Brief: Each line that contains the word "الله" counts once; give the total for the records below and nothing else.
[Begin]
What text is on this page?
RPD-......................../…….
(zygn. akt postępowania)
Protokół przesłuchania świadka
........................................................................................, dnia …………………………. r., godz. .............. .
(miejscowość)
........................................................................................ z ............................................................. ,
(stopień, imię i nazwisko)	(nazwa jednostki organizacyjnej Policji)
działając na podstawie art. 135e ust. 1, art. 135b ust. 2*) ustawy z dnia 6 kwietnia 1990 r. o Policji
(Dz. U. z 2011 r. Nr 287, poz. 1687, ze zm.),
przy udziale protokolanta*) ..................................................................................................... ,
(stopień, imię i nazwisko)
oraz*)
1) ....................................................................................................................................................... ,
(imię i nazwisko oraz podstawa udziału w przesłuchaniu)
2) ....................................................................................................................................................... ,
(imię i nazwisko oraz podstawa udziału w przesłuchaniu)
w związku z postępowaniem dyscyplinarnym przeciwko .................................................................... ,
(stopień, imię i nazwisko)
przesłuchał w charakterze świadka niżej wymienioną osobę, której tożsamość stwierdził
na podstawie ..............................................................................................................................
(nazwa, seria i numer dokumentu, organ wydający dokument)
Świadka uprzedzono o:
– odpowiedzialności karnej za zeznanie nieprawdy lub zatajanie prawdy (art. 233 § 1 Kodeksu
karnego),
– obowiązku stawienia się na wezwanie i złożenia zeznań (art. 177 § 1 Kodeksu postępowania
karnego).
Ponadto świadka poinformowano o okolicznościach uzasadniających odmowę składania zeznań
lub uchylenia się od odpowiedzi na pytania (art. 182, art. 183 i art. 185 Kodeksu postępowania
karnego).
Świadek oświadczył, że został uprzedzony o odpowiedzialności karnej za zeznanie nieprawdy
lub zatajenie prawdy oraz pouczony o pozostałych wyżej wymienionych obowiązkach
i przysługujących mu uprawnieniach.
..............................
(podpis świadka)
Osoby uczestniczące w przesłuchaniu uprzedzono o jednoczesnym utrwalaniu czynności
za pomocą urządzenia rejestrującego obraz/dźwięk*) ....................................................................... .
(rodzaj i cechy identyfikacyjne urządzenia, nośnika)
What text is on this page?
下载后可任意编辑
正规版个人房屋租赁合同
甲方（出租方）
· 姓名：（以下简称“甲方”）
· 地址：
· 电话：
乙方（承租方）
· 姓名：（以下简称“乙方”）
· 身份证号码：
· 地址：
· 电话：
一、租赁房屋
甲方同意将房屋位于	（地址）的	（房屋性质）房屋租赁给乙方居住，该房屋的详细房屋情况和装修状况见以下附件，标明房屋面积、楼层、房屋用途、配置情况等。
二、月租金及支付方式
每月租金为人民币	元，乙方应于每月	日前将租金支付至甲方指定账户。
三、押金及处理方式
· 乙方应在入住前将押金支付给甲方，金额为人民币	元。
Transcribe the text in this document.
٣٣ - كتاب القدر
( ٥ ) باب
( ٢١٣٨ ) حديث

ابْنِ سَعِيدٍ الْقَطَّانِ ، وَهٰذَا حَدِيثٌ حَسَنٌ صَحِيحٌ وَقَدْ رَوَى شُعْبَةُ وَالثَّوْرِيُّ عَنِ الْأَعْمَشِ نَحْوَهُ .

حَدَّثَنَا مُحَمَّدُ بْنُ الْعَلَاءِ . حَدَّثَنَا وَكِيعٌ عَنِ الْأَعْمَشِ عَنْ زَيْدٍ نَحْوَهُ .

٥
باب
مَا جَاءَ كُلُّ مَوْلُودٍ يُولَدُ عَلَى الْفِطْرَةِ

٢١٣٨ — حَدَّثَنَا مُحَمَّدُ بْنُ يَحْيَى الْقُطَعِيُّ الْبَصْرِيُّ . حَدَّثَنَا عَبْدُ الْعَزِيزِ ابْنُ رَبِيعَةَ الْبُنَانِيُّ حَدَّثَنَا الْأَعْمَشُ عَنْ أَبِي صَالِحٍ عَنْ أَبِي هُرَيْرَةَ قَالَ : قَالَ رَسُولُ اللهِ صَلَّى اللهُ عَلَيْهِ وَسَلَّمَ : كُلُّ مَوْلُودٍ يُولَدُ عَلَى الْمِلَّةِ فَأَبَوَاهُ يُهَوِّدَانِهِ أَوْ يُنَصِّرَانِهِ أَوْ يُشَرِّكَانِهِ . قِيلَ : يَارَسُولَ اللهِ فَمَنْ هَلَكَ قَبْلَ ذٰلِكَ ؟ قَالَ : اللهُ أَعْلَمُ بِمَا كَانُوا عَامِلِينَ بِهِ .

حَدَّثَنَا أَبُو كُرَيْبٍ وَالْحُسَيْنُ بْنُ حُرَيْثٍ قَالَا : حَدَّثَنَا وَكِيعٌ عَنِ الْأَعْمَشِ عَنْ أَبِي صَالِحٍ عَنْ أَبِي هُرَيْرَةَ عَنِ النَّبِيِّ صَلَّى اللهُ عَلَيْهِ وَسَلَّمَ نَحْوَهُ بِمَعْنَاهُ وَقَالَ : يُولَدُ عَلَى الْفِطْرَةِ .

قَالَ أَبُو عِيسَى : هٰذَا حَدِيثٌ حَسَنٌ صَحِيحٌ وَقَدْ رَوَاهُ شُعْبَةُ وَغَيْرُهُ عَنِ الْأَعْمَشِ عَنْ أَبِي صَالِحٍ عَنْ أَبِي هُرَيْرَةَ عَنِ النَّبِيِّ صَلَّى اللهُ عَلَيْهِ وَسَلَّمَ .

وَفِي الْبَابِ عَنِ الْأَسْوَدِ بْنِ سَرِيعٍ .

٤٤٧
[End]
Result: 3